# Exercise:
Repeat every record below exactly, but leave out any pictures.

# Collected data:
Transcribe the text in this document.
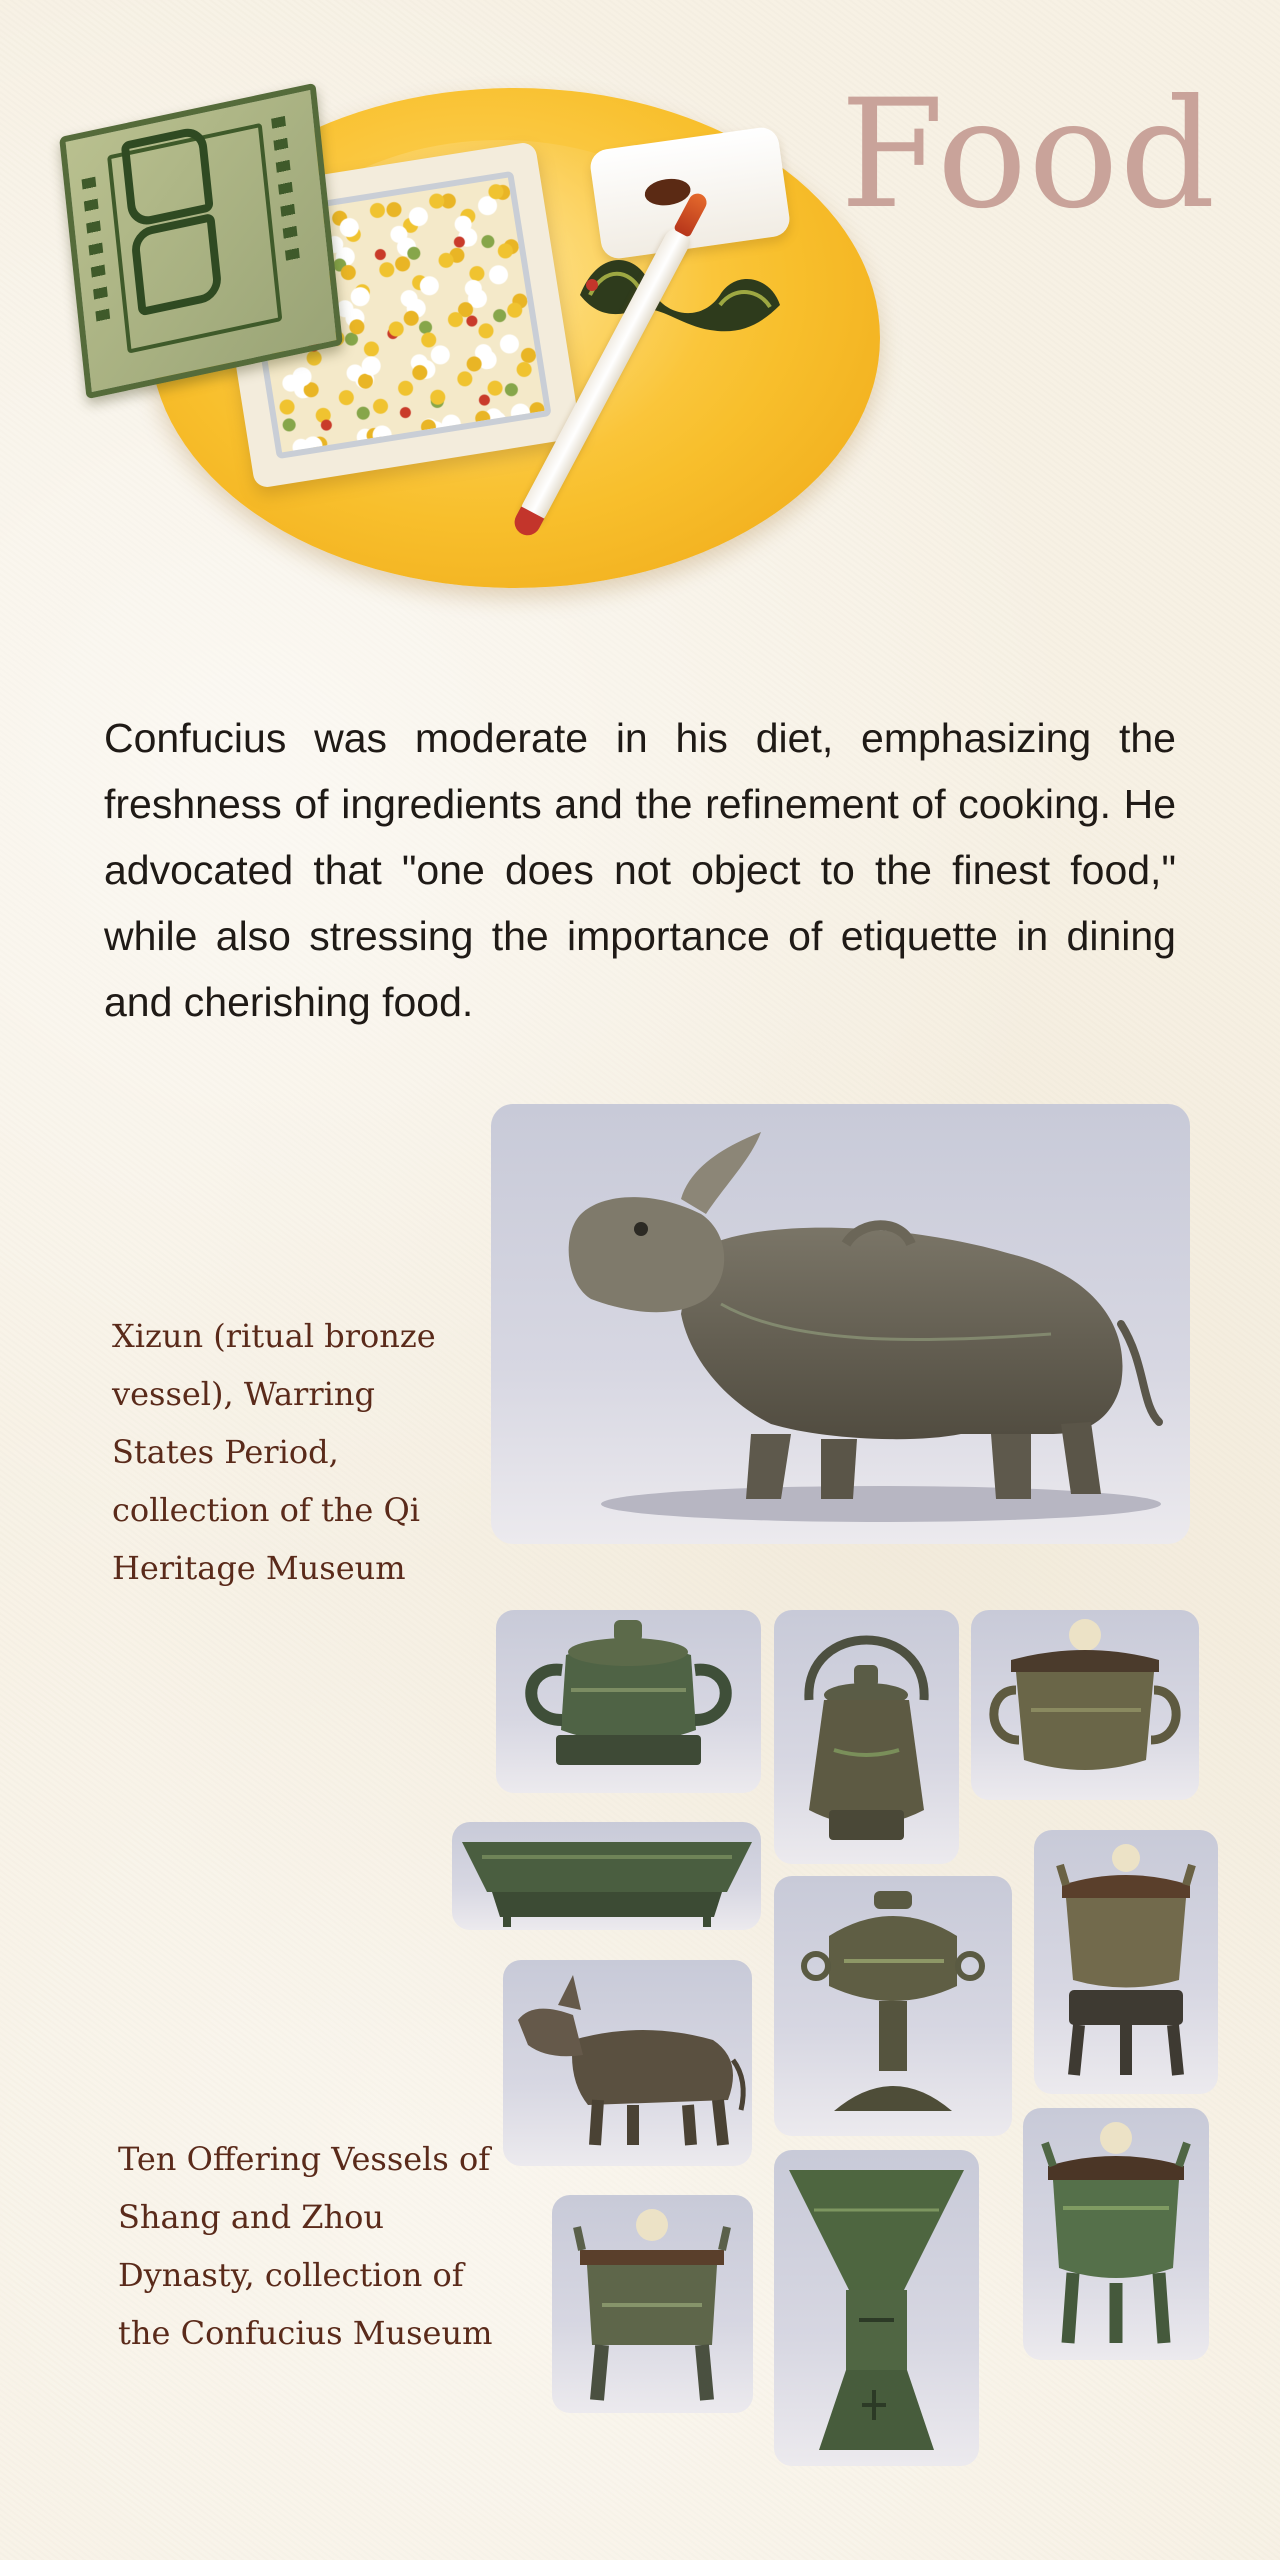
Food

Confucius was moderate in his diet, emphasizing the freshness of ingredients and the refinement of cooking. He advocated that "one does not object to the finest food," while also stressing the importance of etiquette in dining and cherishing food.

Xizun (ritual bronze vessel), Warring States Period, collection of the Qi Heritage Museum

Ten Offering Vessels of Shang and Zhou Dynasty, collection of the Confucius Museum
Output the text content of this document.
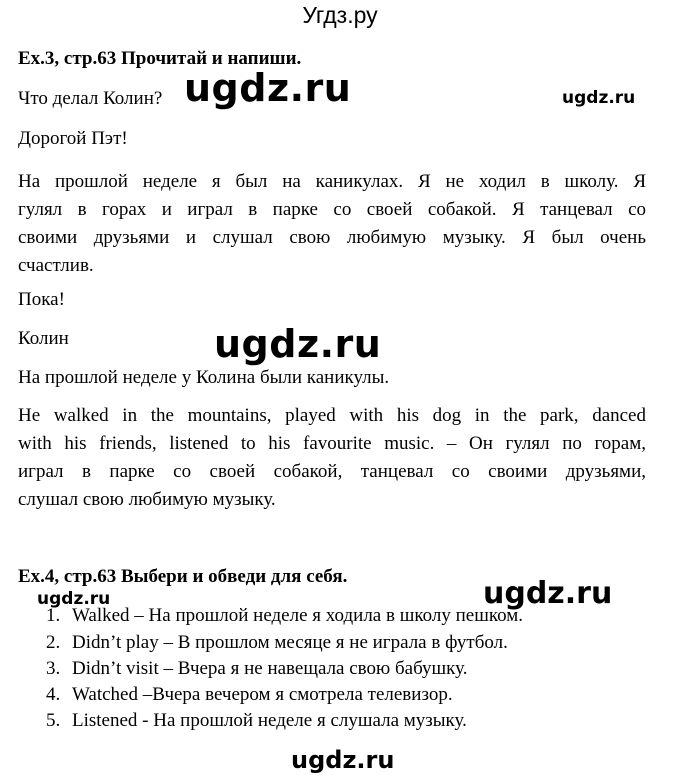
Угдз.ру
Ex.3, стр.63 Прочитай и напиши.
ugdz.ru	ugdz.ru
Что делал Колин?
Дорогой Пэт!
На прошлой неделе я был на каникулах. Я не ходил в школу. Я
гулял в горах и играл в парке со своей собакой. Я танцевал со
своими друзьями и слушал свою любимую музыку. Я был очень
счастлив.
Пока!
Колин	ugdz.ru
На прошлой неделе у Колина были каникулы.
He walked in the mountains, played with his dog in the park, danced
with his friends, listened to his favourite music. – Он гулял по горам,
играл в парке со своей собакой, танцевал со своими друзьями,
слушал свою любимую музыку.
Ex.4, стр.63 Выбери и обведи для себя.	ugdz.ru
ugdz.ru
1. Walked – На прошлой неделе я ходила в школу пешком.
2. Didn’t play – В прошлом месяце я не играла в футбол.
3. Didn’t visit – Вчера я не навещала свою бабушку.
4. Watched –Вчера вечером я смотрела телевизор.
5. Listened - На прошлой неделе я слушала музыку.
ugdz.ru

# Expected answer:
Transcribe the text in this document.
Food

Confucius was moderate in his diet, emphasizing the freshness of ingredients and the refinement of cooking. He advocated that "one does not object to the finest food," while also stressing the importance of etiquette in dining and cherishing food.

Xizun (ritual bronze vessel), Warring States Period, collection of the Qi Heritage Museum

Ten Offering Vessels of Shang and Zhou Dynasty, collection of the Confucius Museum
Output the text content of this document.
Угдз.ру
Ex.3, стр.63 Прочитай и напиши.
ugdz.ru	ugdz.ru
Что делал Колин?
Дорогой Пэт!
На прошлой неделе я был на каникулах. Я не ходил в школу. Я
гулял в горах и играл в парке со своей собакой. Я танцевал со
своими друзьями и слушал свою любимую музыку. Я был очень
счастлив.
Пока!
Колин	ugdz.ru
На прошлой неделе у Колина были каникулы.
He walked in the mountains, played with his dog in the park, danced
with his friends, listened to his favourite music. – Он гулял по горам,
играл в парке со своей собакой, танцевал со своими друзьями,
слушал свою любимую музыку.
Ex.4, стр.63 Выбери и обведи для себя.	ugdz.ru
ugdz.ru
1. Walked – На прошлой неделе я ходила в школу пешком.
2. Didn’t play – В прошлом месяце я не играла в футбол.
3. Didn’t visit – Вчера я не навещала свою бабушку.
4. Watched –Вчера вечером я смотрела телевизор.
5. Listened - На прошлой неделе я слушала музыку.
ugdz.ru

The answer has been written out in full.